── Records

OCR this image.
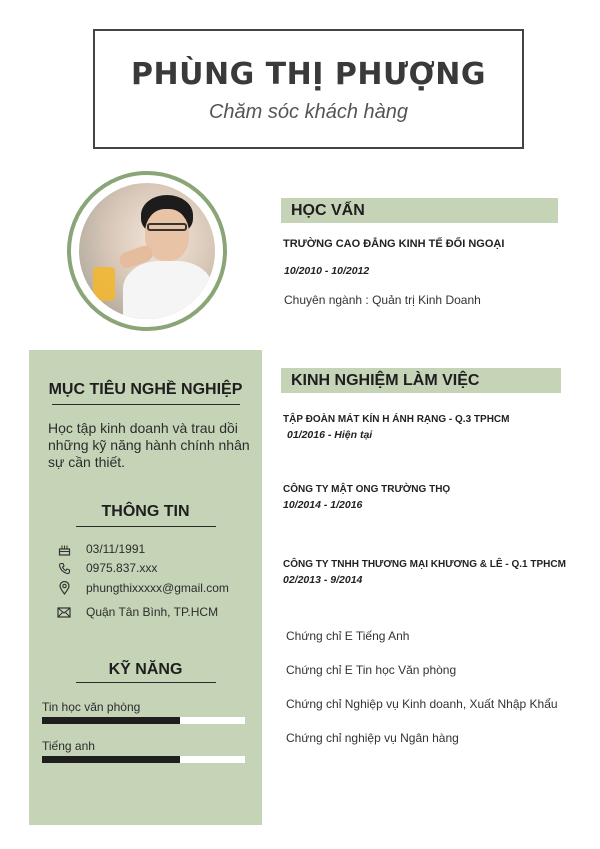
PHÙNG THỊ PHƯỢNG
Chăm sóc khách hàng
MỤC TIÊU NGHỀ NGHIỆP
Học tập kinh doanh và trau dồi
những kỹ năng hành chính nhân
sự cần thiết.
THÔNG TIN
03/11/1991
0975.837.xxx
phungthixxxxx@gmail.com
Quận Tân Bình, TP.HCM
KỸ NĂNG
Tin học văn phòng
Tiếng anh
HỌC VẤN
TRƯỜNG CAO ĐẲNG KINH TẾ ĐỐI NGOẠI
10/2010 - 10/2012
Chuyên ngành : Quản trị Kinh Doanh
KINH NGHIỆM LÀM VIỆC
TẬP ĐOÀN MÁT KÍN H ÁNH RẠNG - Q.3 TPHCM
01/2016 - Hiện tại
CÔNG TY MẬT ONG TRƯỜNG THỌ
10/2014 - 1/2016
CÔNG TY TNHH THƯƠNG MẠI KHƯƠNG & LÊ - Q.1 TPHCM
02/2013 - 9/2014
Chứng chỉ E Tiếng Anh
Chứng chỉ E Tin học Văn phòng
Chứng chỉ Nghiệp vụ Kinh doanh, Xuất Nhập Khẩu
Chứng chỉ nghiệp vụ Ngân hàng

────

- **Task instructions**
Above are the records; reproduce them exactly and leave out the pictures.

- **Result below**
OCR this image.
PHÙNG THỊ PHƯỢNG
Chăm sóc khách hàng
MỤC TIÊU NGHỀ NGHIỆP
Học tập kinh doanh và trau dồi
những kỹ năng hành chính nhân
sự cần thiết.
THÔNG TIN
03/11/1991
0975.837.xxx
phungthixxxxx@gmail.com
Quận Tân Bình, TP.HCM
KỸ NĂNG
Tin học văn phòng
Tiếng anh
HỌC VẤN
TRƯỜNG CAO ĐẲNG KINH TẾ ĐỐI NGOẠI
10/2010 - 10/2012
Chuyên ngành : Quản trị Kinh Doanh
KINH NGHIỆM LÀM VIỆC
TẬP ĐOÀN MÁT KÍN H ÁNH RẠNG - Q.3 TPHCM
01/2016 - Hiện tại
CÔNG TY MẬT ONG TRƯỜNG THỌ
10/2014 - 1/2016
CÔNG TY TNHH THƯƠNG MẠI KHƯƠNG & LÊ - Q.1 TPHCM
02/2013 - 9/2014
Chứng chỉ E Tiếng Anh
Chứng chỉ E Tin học Văn phòng
Chứng chỉ Nghiệp vụ Kinh doanh, Xuất Nhập Khẩu
Chứng chỉ nghiệp vụ Ngân hàng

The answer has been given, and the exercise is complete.